**À faire:**
• a. Restituez sans rien modifier le passage des commentaires sur le changement de nom des villes qui va de « Lutèce, Stalingrad, etc… » jusqu'à « devraient le faire. ».
• b. Relevez, dans les commentaires sur le changement de nom des villes, toutes les options proposées dans le test d'actualité adressé à Alex.
• c. Traduisez en anglais cette phrase tirée des commentaires sur le changement de nom des villes : « Je ne dis pas qu'il faut renommer leur capitale, je dis que s'ils veulent rester cohérent, ils devraient le faire. »

**Extrait présenté:**
================================

Alex Nikolavitch a dit…
J'ai pas d'opinion là-dessus, mais ce serait pas la première fois qu'on renomme des villes…

Lutèce, Stalingrad, etc…
Tonton Rag a dit…
Je ne dis pas qu'il faut renommer leur capitale, je dis que s'ils veulent rester cohérent, ils devraient le faire.
Alex Nikolavitch a dit…
J'ai appris dernièrement que le Swaziland a été renommé y a deux ans, tiens (il a repris son nom d'avant la colonisation, Eswatini). Moi qui ai tendance à encore dire Birmanie, Ceylan ou Macédoine, me v'la frais.
Tonton Rag a dit…
Test d'actualité pour Alex : tonton Rag habite en
a) Gaule chevelue
b) Austrasie
c) Lotharingie
d) Lorraine
e) Région Grand Est
f) Garystan
Alex Nikolavitch a dit…
de base, tout lieu où tu traines longuement de la semelle devient un Garystan.

================================

**Données fournies:**
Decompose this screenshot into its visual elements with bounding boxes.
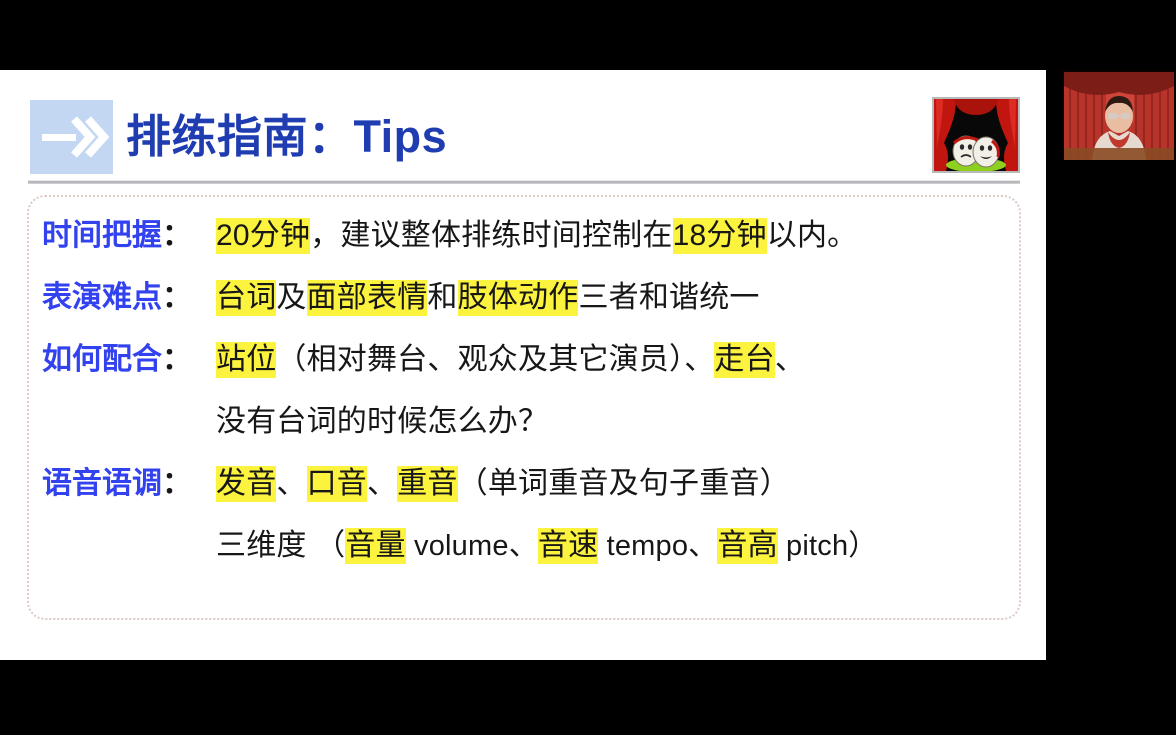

================================

**Corrigé:**
• a.
Lutèce, Stalingrad, etc…
Tonton Rag a dit…
Je ne dis pas qu'il faut renommer leur capitale, je dis que s'ils veulent rester cohérent, ils devraient le faire.

• b.
Gaule chevelue
Austrasie
Lotharingie
Lorraine
Région Grand Est
Garystan

• c. I'm not saying they should rename their capital; I'm saying that if they want to stay consistent, they should do it.